[Stored data]
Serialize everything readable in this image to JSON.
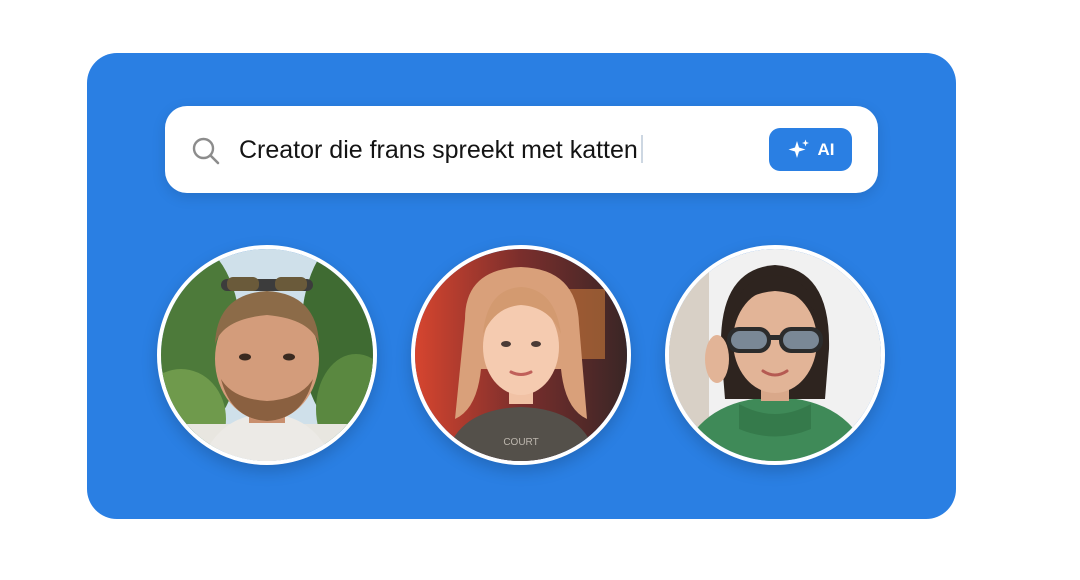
{
  "search": {
    "value": "Creator die frans spreekt met katten",
    "icon": "search-icon"
  },
  "ai_button": {
    "label": "AI",
    "icon": "sparkles-icon"
  },
  "creators": [
    {
      "avatar": "creator-avatar-1",
      "hoodie_text": ""
    },
    {
      "avatar": "creator-avatar-2",
      "hoodie_text": "COURT"
    },
    {
      "avatar": "creator-avatar-3",
      "hoodie_text": ""
    }
  ],
  "colors": {
    "panel": "#2a7fe3",
    "search_bg": "#ffffff",
    "button": "#2a7fe3"
  }
}
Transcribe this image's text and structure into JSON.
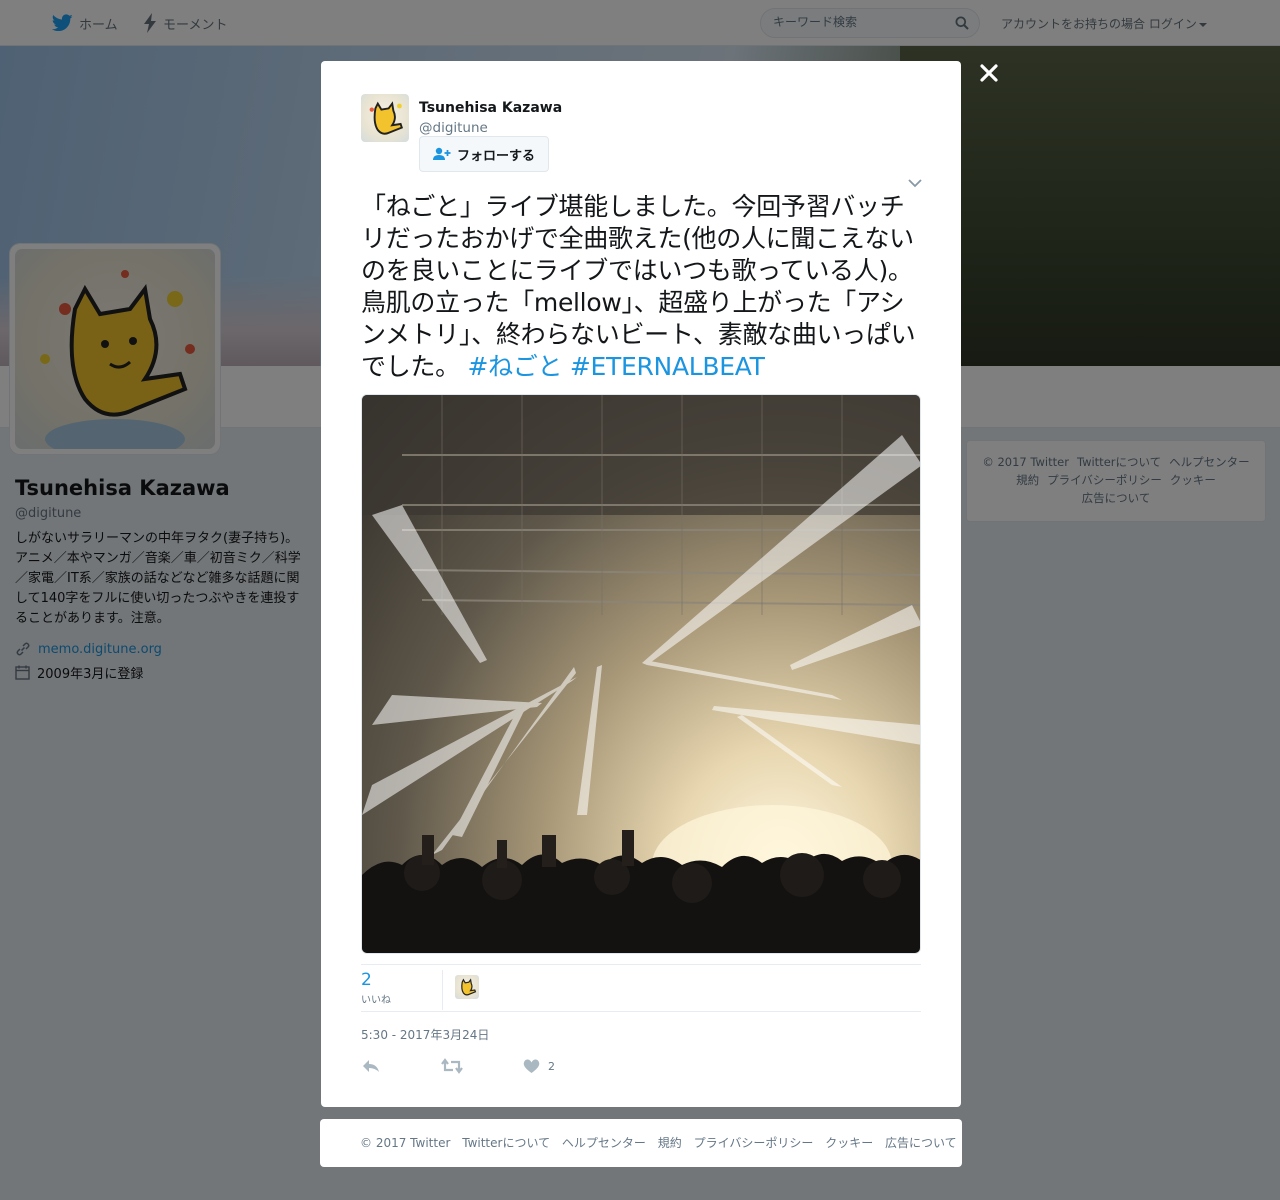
{
  "topbar": {
    "home_label": "ホーム",
    "moments_label": "モーメント",
    "search_placeholder": "キーワード検索",
    "login_prompt": "アカウントをお持ちの場合",
    "login_label": "ログイン"
  },
  "profile": {
    "name": "Tsunehisa Kazawa",
    "handle": "@digitune",
    "bio": "しがないサラリーマンの中年ヲタク(妻子持ち)。アニメ／本やマンガ／音楽／車／初音ミク／科学／家電／IT系／家族の話などなど雑多な話題に関して140字をフルに使い切ったつぶやきを連投することがあります。注意。",
    "url": "memo.digitune.org",
    "joined": "2009年3月に登録"
  },
  "side_footer": {
    "line1": [
      "© 2017 Twitter",
      "Twitterについて",
      "ヘルプセンター"
    ],
    "line2": [
      "規約",
      "プライバシーポリシー",
      "クッキー"
    ],
    "line3": [
      "広告について"
    ]
  },
  "tweet": {
    "author_name": "Tsunehisa Kazawa",
    "author_handle": "@digitune",
    "follow_label": "フォローする",
    "text": "「ねごと」ライブ堪能しました。今回予習バッチリだったおかげで全曲歌えた(他の人に聞こえないのを良いことにライブではいつも歌っている人)。鳥肌の立った「mellow」、超盛り上がった「アシンメトリ」、終わらないビート、素敵な曲いっぱいでした。",
    "hashtag1": "#ねごと",
    "hashtag2": "#ETERNALBEAT",
    "likes_count": "2",
    "likes_label": "いいね",
    "timestamp": "5:30 - 2017年3月24日",
    "like_action_count": "2"
  },
  "modal_footer": {
    "links": [
      "© 2017 Twitter",
      "Twitterについて",
      "ヘルプセンター",
      "規約",
      "プライバシーポリシー",
      "クッキー",
      "広告について"
    ]
  },
  "colors": {
    "accent": "#1b95e0",
    "overlay": "rgba(0,0,0,0.5)",
    "page_bg": "#e6ecf0"
  },
  "icons": [
    "twitter-bird-icon",
    "lightning-icon",
    "search-icon",
    "caret-down-icon",
    "close-icon",
    "add-user-icon",
    "chevron-down-icon",
    "link-icon",
    "calendar-icon",
    "reply-icon",
    "retweet-icon",
    "heart-icon"
  ]
}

→ **Problem details**: Copy every record character for character. Skip the pictures.

→ **Solution to this task**:
Serialize everything readable in this image to JSON.
{
  "search": {
    "value": "Creator die frans spreekt met katten",
    "icon": "search-icon"
  },
  "ai_button": {
    "label": "AI",
    "icon": "sparkles-icon"
  },
  "creators": [
    {
      "avatar": "creator-avatar-1",
      "hoodie_text": ""
    },
    {
      "avatar": "creator-avatar-2",
      "hoodie_text": "COURT"
    },
    {
      "avatar": "creator-avatar-3",
      "hoodie_text": ""
    }
  ],
  "colors": {
    "panel": "#2a7fe3",
    "search_bg": "#ffffff",
    "button": "#2a7fe3"
  }
}
Transcribe this image's text and structure into JSON.
{
  "topbar": {
    "home_label": "ホーム",
    "moments_label": "モーメント",
    "search_placeholder": "キーワード検索",
    "login_prompt": "アカウントをお持ちの場合",
    "login_label": "ログイン"
  },
  "profile": {
    "name": "Tsunehisa Kazawa",
    "handle": "@digitune",
    "bio": "しがないサラリーマンの中年ヲタク(妻子持ち)。アニメ／本やマンガ／音楽／車／初音ミク／科学／家電／IT系／家族の話などなど雑多な話題に関して140字をフルに使い切ったつぶやきを連投することがあります。注意。",
    "url": "memo.digitune.org",
    "joined": "2009年3月に登録"
  },
  "side_footer": {
    "line1": [
      "© 2017 Twitter",
      "Twitterについて",
      "ヘルプセンター"
    ],
    "line2": [
      "規約",
      "プライバシーポリシー",
      "クッキー"
    ],
    "line3": [
      "広告について"
    ]
  },
  "tweet": {
    "author_name": "Tsunehisa Kazawa",
    "author_handle": "@digitune",
    "follow_label": "フォローする",
    "text": "「ねごと」ライブ堪能しました。今回予習バッチリだったおかげで全曲歌えた(他の人に聞こえないのを良いことにライブではいつも歌っている人)。鳥肌の立った「mellow」、超盛り上がった「アシンメトリ」、終わらないビート、素敵な曲いっぱいでした。",
    "hashtag1": "#ねごと",
    "hashtag2": "#ETERNALBEAT",
    "likes_count": "2",
    "likes_label": "いいね",
    "timestamp": "5:30 - 2017年3月24日",
    "like_action_count": "2"
  },
  "modal_footer": {
    "links": [
      "© 2017 Twitter",
      "Twitterについて",
      "ヘルプセンター",
      "規約",
      "プライバシーポリシー",
      "クッキー",
      "広告について"
    ]
  },
  "colors": {
    "accent": "#1b95e0",
    "overlay": "rgba(0,0,0,0.5)",
    "page_bg": "#e6ecf0"
  },
  "icons": [
    "twitter-bird-icon",
    "lightning-icon",
    "search-icon",
    "caret-down-icon",
    "close-icon",
    "add-user-icon",
    "chevron-down-icon",
    "link-icon",
    "calendar-icon",
    "reply-icon",
    "retweet-icon",
    "heart-icon"
  ]
}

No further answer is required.